GOAL => Scan the entries below. List each line with "name".

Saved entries
══════════════════════════════
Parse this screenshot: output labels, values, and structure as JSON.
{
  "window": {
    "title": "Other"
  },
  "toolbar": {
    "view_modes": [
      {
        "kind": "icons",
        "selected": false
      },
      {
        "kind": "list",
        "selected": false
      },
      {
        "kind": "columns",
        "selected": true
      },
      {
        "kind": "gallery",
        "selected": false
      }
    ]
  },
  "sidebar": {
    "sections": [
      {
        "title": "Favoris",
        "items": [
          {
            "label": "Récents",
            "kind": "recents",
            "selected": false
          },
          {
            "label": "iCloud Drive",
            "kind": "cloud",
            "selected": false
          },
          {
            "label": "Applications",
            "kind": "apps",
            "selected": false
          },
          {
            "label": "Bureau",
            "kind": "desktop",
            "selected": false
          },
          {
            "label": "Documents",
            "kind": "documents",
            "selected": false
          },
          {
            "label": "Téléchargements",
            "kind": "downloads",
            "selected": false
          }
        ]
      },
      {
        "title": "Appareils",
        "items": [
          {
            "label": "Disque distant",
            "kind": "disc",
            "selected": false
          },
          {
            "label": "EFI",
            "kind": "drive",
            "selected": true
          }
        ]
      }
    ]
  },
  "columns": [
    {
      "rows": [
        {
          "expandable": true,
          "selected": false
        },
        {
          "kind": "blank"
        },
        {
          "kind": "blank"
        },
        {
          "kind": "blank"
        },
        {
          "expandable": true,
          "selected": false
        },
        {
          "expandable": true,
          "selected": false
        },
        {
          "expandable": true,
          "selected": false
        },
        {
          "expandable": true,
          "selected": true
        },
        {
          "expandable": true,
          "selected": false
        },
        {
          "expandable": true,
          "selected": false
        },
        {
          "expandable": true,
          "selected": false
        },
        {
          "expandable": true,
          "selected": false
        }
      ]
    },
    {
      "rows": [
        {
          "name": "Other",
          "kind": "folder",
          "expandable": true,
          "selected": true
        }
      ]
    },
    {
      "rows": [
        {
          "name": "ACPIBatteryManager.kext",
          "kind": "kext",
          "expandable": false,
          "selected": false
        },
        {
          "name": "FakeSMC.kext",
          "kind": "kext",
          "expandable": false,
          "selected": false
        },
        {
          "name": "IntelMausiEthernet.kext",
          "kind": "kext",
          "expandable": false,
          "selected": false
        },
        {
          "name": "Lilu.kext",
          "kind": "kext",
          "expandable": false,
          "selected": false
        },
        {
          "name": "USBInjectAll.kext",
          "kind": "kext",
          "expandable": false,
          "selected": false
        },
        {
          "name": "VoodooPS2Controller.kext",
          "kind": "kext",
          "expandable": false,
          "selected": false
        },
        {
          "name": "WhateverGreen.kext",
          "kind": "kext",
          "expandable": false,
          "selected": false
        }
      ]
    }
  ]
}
══════════════════════════════
WORKED ANSWER =>
          "name": "Other",
          "name": "ACPIBatteryManager.kext",
          "name": "FakeSMC.kext",
          "name": "IntelMausiEthernet.kext",
          "name": "Lilu.kext",
          "name": "USBInjectAll.kext",
          "name": "VoodooPS2Controller.kext",
          "name": "WhateverGreen.kext",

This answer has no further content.